> **Dataset**
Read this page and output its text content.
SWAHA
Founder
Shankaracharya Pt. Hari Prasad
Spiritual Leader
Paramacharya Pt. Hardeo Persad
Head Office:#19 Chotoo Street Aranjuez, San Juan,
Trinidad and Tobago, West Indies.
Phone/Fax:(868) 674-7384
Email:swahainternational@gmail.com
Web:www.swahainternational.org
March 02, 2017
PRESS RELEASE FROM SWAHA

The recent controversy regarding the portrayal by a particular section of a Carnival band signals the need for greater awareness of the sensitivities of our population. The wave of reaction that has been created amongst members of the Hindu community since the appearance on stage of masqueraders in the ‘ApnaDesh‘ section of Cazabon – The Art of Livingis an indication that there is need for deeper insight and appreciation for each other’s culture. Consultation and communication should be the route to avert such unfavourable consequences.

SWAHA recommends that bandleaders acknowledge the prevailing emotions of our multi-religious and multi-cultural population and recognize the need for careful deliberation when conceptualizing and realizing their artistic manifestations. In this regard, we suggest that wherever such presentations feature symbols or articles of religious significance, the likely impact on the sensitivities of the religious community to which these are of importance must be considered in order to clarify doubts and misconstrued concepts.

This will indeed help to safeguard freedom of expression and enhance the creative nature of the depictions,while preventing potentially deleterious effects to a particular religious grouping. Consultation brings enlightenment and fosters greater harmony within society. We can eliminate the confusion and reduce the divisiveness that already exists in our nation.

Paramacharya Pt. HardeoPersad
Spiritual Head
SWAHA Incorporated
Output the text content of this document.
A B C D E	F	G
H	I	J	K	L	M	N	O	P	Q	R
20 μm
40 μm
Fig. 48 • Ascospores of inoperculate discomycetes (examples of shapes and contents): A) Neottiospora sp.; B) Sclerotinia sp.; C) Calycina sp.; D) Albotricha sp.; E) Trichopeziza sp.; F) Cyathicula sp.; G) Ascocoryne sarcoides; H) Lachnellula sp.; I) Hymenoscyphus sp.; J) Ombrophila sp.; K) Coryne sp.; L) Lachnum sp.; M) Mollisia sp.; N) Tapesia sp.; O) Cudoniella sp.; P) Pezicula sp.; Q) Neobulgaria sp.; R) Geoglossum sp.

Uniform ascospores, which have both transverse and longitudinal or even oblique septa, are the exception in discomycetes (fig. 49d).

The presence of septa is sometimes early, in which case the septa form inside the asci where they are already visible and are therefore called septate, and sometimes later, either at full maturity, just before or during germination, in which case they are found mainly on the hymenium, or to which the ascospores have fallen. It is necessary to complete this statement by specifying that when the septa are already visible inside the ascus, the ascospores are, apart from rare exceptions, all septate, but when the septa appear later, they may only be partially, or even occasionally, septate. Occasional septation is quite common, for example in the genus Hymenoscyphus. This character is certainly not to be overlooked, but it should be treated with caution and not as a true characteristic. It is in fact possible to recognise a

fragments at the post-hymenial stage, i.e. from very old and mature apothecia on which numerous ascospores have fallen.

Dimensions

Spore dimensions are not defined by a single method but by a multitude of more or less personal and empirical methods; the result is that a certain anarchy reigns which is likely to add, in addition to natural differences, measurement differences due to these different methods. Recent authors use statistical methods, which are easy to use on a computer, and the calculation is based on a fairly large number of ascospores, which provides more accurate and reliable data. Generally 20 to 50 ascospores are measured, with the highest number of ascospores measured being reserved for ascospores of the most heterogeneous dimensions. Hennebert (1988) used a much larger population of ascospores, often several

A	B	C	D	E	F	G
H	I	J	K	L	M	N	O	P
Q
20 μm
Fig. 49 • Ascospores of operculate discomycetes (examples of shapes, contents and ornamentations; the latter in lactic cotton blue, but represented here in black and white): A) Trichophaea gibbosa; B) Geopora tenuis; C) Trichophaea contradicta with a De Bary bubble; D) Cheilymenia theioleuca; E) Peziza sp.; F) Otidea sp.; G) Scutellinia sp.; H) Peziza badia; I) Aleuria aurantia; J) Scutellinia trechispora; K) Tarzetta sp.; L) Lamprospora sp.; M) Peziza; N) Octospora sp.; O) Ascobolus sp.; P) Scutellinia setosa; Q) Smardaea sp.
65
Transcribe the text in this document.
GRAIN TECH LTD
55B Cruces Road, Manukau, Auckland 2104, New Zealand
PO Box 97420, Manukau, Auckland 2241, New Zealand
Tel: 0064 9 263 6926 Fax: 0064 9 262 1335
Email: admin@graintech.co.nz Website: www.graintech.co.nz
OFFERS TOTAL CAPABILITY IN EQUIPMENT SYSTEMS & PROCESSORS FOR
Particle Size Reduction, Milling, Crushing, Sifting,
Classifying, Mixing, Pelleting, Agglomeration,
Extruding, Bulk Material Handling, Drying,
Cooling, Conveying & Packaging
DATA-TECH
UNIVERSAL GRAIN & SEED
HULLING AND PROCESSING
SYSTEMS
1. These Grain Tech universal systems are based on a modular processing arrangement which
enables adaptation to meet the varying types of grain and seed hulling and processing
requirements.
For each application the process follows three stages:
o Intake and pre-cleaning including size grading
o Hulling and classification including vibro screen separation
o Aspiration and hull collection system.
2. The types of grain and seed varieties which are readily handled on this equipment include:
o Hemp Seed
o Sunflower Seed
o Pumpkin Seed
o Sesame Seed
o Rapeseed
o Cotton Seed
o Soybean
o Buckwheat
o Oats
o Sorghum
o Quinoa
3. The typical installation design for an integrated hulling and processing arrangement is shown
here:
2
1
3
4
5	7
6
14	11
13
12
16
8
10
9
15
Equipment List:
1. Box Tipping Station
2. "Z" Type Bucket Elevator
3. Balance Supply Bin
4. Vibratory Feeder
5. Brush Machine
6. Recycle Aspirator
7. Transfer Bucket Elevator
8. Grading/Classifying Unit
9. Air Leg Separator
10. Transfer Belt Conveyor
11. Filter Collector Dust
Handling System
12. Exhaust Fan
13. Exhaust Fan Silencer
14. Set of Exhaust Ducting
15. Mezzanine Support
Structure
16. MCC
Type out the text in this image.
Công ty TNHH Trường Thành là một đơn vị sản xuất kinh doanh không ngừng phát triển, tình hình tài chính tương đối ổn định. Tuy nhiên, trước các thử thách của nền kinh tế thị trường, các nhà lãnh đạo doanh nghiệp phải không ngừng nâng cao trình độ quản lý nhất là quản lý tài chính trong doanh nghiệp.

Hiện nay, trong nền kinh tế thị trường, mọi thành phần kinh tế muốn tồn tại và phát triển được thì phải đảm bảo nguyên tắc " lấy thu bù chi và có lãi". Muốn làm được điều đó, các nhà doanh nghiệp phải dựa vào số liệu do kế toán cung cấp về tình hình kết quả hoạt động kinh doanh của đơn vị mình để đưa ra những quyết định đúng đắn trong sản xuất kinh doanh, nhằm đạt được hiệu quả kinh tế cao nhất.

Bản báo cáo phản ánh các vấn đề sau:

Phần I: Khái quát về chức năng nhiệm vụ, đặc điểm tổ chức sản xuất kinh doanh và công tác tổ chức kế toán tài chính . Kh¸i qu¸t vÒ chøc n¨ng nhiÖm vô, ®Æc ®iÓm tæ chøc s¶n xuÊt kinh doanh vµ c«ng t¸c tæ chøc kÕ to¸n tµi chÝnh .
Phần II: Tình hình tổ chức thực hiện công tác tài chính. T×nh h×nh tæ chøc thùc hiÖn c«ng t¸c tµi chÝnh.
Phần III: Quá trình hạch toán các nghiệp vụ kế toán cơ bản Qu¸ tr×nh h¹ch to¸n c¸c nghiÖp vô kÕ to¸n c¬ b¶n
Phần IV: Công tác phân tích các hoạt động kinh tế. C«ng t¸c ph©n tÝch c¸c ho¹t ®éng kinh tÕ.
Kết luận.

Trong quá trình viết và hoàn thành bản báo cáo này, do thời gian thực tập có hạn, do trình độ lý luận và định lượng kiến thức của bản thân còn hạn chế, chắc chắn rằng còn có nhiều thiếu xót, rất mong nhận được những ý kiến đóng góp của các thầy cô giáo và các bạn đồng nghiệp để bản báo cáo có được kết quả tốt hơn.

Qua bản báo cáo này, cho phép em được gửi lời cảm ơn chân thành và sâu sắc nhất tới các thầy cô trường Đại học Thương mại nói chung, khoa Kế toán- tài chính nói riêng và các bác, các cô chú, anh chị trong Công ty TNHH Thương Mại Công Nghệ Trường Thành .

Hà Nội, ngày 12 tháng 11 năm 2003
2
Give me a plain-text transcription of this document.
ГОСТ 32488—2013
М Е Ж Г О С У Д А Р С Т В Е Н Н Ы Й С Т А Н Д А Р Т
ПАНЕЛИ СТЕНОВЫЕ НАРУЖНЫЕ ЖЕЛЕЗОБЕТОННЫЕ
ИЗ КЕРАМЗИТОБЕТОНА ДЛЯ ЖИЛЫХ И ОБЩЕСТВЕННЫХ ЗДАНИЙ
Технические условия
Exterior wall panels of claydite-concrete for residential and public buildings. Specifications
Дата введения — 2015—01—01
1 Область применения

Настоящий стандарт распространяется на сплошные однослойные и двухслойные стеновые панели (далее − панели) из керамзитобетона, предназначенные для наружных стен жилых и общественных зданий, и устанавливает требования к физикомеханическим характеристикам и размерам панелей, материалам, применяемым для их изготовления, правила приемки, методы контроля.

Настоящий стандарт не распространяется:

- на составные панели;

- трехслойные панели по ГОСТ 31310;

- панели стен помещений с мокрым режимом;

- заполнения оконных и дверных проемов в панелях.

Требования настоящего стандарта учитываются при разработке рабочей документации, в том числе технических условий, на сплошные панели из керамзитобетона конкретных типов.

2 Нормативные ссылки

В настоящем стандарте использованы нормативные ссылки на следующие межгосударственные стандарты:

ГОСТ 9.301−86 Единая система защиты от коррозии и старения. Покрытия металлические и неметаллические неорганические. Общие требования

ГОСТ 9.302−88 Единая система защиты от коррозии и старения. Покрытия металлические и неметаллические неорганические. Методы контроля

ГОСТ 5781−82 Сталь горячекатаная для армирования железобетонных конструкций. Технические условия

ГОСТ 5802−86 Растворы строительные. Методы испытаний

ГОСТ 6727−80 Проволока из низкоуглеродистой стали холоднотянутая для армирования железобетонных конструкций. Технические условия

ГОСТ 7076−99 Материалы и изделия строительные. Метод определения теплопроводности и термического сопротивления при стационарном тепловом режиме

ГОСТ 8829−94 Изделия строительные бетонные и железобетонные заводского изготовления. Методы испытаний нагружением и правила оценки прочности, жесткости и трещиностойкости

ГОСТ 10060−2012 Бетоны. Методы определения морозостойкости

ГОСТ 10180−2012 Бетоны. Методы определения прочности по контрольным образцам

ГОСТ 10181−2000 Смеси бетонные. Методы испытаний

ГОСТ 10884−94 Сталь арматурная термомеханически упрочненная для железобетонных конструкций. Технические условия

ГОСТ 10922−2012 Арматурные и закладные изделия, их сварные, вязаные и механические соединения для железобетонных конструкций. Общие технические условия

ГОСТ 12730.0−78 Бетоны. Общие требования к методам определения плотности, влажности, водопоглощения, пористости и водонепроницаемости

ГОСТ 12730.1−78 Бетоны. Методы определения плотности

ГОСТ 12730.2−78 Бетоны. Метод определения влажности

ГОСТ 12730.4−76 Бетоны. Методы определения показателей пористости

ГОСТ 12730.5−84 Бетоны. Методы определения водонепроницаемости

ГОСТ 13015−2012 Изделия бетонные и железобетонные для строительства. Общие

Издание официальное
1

> **Written task**
Pull out every line in the material above where "each" occurs.

> **Exercise result**
The recent controversy regarding the portrayal by a particular section of a Carnival band signals the need for greater awareness of the sensitivities of our population. The wave of reaction that has been created amongst members of the Hindu community since the appearance on stage of masqueraders in the ‘ApnaDesh‘ section of Cazabon – The Art of Livingis an indication that there is need for deeper insight and appreciation for each other’s culture. Consultation and communication should be the route to avert such unfavourable consequences.
For each application the process follows three stages:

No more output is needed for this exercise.